Quoted text:

* * * *

For various reasons, I don’t write much about my active investing these days on Monevator.
One reason is we’ve found our niche explaining why you should ignore 90% of what’s written about investing in the popular press and instead invest passively.
In that light it’s no fun having to re-explain my antics to people who read Monevator for the passive material and who – understandably – get perplexed by what I’m up to.
(This series is my best explanation if you’re interested.)
The schism is made worse by my passively pure co-blogger The Accumulator still being mainly away writing the mythical Monevator book.
We used to do passive posts Tuesday, active Thursday, and the free-for-all links on Saturday.
But with that routine constipated due to a lack of Accumulated fibre, there seems to be even more upset and indigestion when I go off-piste.
But there’s another big reason why I’m not writing so much about my active ideas at the moment.
And that is I haven’t got so many convincing active ideas!
There’s a passage in The Snowball, Alice Schroeder’s biography of Warren Buffett, where she talks about how in the 1950s Buffett kept finding “golden apples” lying around on the floor – and he could barely believe they hadn’t been picked up.
Hindsight is wonderful – and I know my stock picks didn’t always feel like no-brainers at the time – but still, that’s a little like how I felt between 2009 (when I was pretty sure the market was cheap) and 2013 (by when most things had been re-rated).
For instance, consider UK commercial property REITs, which appeared a good bet to me in the aftermath of the credit crisis.
As late as December 2011 I was able to write that:
If you believe the pessimism about Europe and the global economy is overdone, then some REITs offer good yields as well as seemingly undervalued assets for you to snap up.
In that article I suggested diving deeper into the small cap end of the property market, highlighting six companies I thought looked interesting.

* * * *

Collection entries:
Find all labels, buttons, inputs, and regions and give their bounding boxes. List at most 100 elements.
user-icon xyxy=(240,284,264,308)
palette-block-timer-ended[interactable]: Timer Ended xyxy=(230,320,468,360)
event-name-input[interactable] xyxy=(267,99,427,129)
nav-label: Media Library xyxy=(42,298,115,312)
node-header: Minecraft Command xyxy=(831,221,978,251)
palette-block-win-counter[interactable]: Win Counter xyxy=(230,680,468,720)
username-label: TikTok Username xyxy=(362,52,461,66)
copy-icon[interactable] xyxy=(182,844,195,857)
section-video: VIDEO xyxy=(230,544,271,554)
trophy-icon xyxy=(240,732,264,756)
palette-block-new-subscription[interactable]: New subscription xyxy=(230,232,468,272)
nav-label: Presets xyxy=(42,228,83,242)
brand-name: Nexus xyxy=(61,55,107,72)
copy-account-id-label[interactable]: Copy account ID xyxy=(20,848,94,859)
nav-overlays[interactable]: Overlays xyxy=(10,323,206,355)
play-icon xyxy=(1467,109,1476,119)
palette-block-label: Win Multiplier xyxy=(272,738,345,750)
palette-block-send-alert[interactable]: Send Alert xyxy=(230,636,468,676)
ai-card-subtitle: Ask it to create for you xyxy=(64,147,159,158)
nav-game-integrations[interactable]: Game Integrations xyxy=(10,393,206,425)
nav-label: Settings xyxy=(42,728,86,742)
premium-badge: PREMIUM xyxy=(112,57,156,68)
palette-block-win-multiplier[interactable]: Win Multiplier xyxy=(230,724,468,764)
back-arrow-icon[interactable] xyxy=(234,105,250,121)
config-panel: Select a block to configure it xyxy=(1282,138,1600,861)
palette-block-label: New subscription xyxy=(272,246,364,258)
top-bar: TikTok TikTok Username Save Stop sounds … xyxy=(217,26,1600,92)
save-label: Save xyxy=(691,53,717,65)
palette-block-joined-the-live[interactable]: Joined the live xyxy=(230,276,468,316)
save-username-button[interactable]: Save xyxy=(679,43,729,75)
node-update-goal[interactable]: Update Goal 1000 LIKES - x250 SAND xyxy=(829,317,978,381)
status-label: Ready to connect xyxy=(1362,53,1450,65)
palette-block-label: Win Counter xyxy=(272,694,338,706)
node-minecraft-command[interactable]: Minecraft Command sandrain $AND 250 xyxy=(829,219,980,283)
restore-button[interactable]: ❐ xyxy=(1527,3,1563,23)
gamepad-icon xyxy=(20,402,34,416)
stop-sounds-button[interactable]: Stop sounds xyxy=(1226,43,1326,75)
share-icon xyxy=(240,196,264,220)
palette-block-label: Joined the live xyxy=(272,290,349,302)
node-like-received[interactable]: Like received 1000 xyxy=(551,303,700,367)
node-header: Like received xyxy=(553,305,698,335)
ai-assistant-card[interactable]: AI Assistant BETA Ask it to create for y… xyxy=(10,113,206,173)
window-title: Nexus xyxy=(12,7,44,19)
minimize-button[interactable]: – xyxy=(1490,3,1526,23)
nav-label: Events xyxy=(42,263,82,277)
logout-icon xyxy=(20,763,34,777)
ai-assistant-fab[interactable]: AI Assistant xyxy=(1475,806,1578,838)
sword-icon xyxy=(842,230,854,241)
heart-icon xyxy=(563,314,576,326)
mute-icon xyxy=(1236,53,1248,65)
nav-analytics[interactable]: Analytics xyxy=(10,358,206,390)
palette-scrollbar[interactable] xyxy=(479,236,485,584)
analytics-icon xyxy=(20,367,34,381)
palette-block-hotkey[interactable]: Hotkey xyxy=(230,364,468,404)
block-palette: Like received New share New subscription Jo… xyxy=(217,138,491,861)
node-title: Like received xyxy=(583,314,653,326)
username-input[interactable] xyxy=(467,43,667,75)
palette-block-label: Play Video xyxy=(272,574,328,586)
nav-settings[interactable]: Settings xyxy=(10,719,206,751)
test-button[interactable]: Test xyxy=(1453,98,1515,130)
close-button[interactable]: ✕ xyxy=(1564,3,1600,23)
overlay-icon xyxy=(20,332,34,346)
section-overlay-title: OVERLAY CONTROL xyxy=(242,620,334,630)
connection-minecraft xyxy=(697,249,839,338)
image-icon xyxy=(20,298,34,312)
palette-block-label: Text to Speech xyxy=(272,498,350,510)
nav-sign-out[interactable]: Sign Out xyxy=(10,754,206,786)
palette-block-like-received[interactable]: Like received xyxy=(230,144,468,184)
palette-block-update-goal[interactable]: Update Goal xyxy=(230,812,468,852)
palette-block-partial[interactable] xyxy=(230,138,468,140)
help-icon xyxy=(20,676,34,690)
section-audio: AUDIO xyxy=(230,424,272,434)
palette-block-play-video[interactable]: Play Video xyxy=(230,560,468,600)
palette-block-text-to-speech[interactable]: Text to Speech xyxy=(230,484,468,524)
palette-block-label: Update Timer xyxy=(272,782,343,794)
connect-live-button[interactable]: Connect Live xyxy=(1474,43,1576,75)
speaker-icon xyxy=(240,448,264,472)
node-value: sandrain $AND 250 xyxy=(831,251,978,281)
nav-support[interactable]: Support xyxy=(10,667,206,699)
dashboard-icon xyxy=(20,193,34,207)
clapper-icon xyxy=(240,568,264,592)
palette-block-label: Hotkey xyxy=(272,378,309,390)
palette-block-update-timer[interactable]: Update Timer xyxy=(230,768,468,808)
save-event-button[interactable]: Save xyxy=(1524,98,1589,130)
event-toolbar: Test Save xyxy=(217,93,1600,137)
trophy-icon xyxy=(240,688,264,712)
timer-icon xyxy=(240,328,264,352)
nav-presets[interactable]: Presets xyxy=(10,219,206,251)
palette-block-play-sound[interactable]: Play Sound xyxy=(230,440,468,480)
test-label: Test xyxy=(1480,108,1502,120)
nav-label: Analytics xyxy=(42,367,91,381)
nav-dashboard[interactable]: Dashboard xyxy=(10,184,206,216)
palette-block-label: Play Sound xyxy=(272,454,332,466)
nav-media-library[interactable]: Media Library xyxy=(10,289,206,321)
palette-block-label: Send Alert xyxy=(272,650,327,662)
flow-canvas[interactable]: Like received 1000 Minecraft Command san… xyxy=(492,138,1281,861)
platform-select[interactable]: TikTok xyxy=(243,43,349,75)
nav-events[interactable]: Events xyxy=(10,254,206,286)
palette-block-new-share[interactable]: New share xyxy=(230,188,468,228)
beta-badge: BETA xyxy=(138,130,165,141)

* * * *

The tasks:
• a. Answer these questions about the active investing passage:
(i) On which day of the week were passive posts published, and on which day were active posts published?
(ii) Who wrote The Snowball, the Warren Buffett biography?
(iii) How many companies did the article on small cap property highlight?
• b. Continue the active investing passage, picking up after its final sentence about the six small cap property companies.

Solved problems:
• a.
(i) Passive posts ran on Tuesday and active posts on Thursday.
(ii) Alice Schroeder.
(iii) Six.

• b.
Here’s how their share prices did between then and now:
Golden apples, alright.
I don’t have total return data to hand, unfortunately, but taking into account dividends the outperformance of these six shares versus the wider UK market would be even better – and income is often the major attraction of holding commercial property.
Of course I owned a lot more in my portfolio than just these winners. In fact at the time of that article from memory I held precisely none of them, though I was buying various UK commercial property firms on and off throughout the period.
But that isn’t my point here. I’m simply highlighting that bargains could indeed be found strewn about a few years ago, at least the way things turned out. (“Things” including no UK recession or Eurozone implosion, and continued easy money from the Central Banks).
It’s been tougher sledding recently. Aside from the odd bit of “plunging” during market sell-offs, I’ve been mainly hunting around in commodities and energy companies, emerging markets, and financials over the past 12-18 months.
These have been anything but easy buys, and not always good ones.
I’ve repeatedly traded around my UK and US bank positions as they’ve waxed and waned, for instance, and while emerging markets have come good, I was optimistic too early. Energy has been strong in 2016, but 2015 was carnage.
However this year did provide one great buying opportunity – at least in retrospect.
The market was chaotic in the hours and days that followed the Leave win in the EU Referendum, as terrified investors raced to dump their UK shares.
I should know, because as an avowed Brexit-phobe I was among the dumpers.
In the weeks afterwards I felt I’d done okay getting through Brexit intact, especially considering how surprised I was by the result. I saw my portfolio rally like everyone else, and I tried to forget about the two or three holdings I’d sold at steep discount in the aftermath.
However it’s become obvious that as an active investor I left money on the table.
I’m not even talking about the crazy buys you could make the morning after the vote before.
Yes, in theory you could buy big UK banks at 20-30% or more down, but liquidity was non-existent. You had to buy blind, and you could only guess at what we now know – that a systemic crisis was not underway.
I’m thinking more about the good companies that were marked down in the sell-off and took some weeks to recover, even as the smoke cleared.
I picked up a couple of things, but overall I was too timid (partly, no doubt, because of my feelings about Brexit, even as Britain’s post-vote resilience has confounded me).
Six of the best
There does remain one corner of the market that I feel is still suffering from a Brexit hangover, however. While it might not be exactly strewn with golden apples, I think it’s probably not stuffed with rotten ones, either.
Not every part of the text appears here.